_Stored rows_
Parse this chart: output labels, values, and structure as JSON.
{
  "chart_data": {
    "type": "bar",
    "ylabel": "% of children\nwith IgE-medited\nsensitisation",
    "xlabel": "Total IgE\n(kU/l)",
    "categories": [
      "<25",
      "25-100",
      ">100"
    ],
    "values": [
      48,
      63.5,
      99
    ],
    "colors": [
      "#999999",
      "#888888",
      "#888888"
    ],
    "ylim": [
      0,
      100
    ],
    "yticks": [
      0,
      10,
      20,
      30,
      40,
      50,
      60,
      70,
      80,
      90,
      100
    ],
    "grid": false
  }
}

_Work instructions_
Extract every line that has the string "values" in it.

_Worked solution_
Parse this chart: output labels, values, and structure as JSON.
    "values": [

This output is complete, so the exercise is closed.